> What you are asked to do: Skip any picture you find and retype all the remaining lines exactly.

> Material for this task:
----------

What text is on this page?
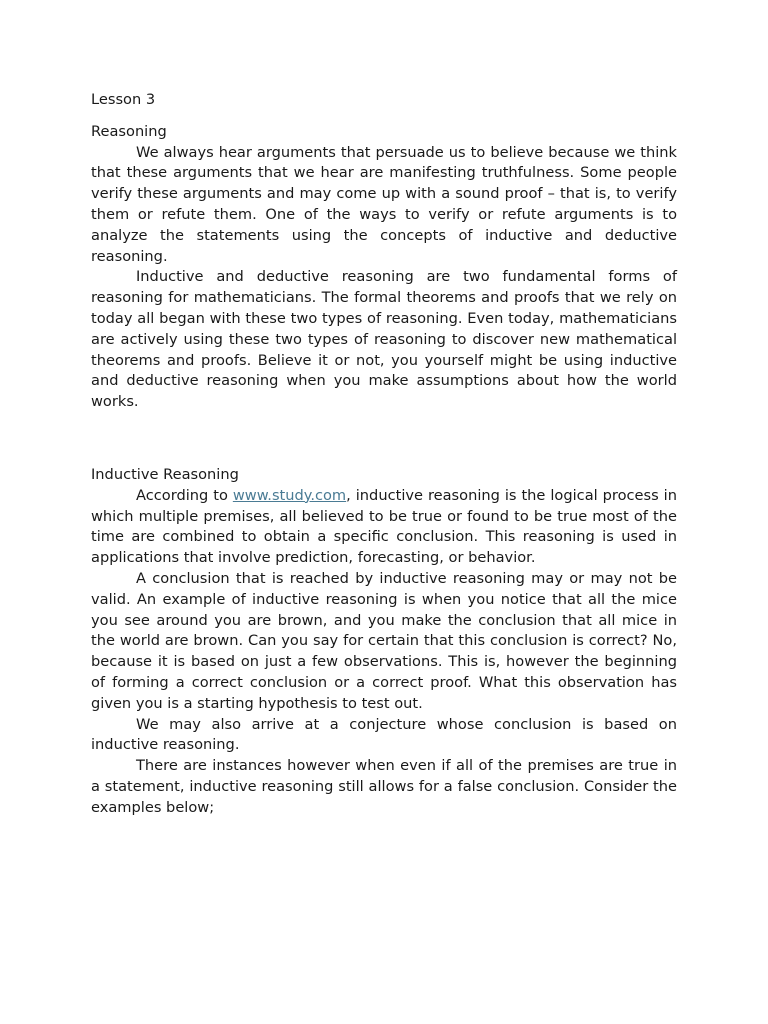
Lesson 3
Reasoning

We always hear arguments that persuade us to believe because we think that these arguments that we hear are manifesting truthfulness. Some people verify these arguments and may come up with a sound proof – that is, to verify them or refute them. One of the ways to verify or refute arguments is to analyze the statements using the concepts of inductive and deductive reasoning.

Inductive and deductive reasoning are two fundamental forms of reasoning for mathematicians. The formal theorems and proofs that we rely on today all began with these two types of reasoning. Even today, mathematicians are actively using these two types of reasoning to discover new mathematical theorems and proofs. Believe it or not, you yourself might be using inductive and deductive reasoning when you make assumptions about how the world works.

Inductive Reasoning

According to www.study.com, inductive reasoning is the logical process in which multiple premises, all believed to be true or found to be true most of the time are combined to obtain a specific conclusion. This reasoning is used in applications that involve prediction, forecasting, or behavior.

A conclusion that is reached by inductive reasoning may or may not be valid. An example of inductive reasoning is when you notice that all the mice you see around you are brown, and you make the conclusion that all mice in the world are brown. Can you say for certain that this conclusion is correct? No, because it is based on just a few observations. This is, however the beginning of forming a correct conclusion or a correct proof. What this observation has given you is a starting hypothesis to test out.

We may also arrive at a conjecture whose conclusion is based on inductive reasoning.

There are instances however when even if all of the premises are true in a statement, inductive reasoning still allows for a false conclusion. Consider the examples below;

----------

> Final result:
What text is on this page?
Lesson 3
Reasoning

We always hear arguments that persuade us to believe because we think that these arguments that we hear are manifesting truthfulness. Some people verify these arguments and may come up with a sound proof – that is, to verify them or refute them. One of the ways to verify or refute arguments is to analyze the statements using the concepts of inductive and deductive reasoning.

Inductive and deductive reasoning are two fundamental forms of reasoning for mathematicians. The formal theorems and proofs that we rely on today all began with these two types of reasoning. Even today, mathematicians are actively using these two types of reasoning to discover new mathematical theorems and proofs. Believe it or not, you yourself might be using inductive and deductive reasoning when you make assumptions about how the world works.

Inductive Reasoning

According to www.study.com, inductive reasoning is the logical process in which multiple premises, all believed to be true or found to be true most of the time are combined to obtain a specific conclusion. This reasoning is used in applications that involve prediction, forecasting, or behavior.

A conclusion that is reached by inductive reasoning may or may not be valid. An example of inductive reasoning is when you notice that all the mice you see around you are brown, and you make the conclusion that all mice in the world are brown. Can you say for certain that this conclusion is correct? No, because it is based on just a few observations. This is, however the beginning of forming a correct conclusion or a correct proof. What this observation has given you is a starting hypothesis to test out.

We may also arrive at a conjecture whose conclusion is based on inductive reasoning.

There are instances however when even if all of the premises are true in a statement, inductive reasoning still allows for a false conclusion. Consider the examples below;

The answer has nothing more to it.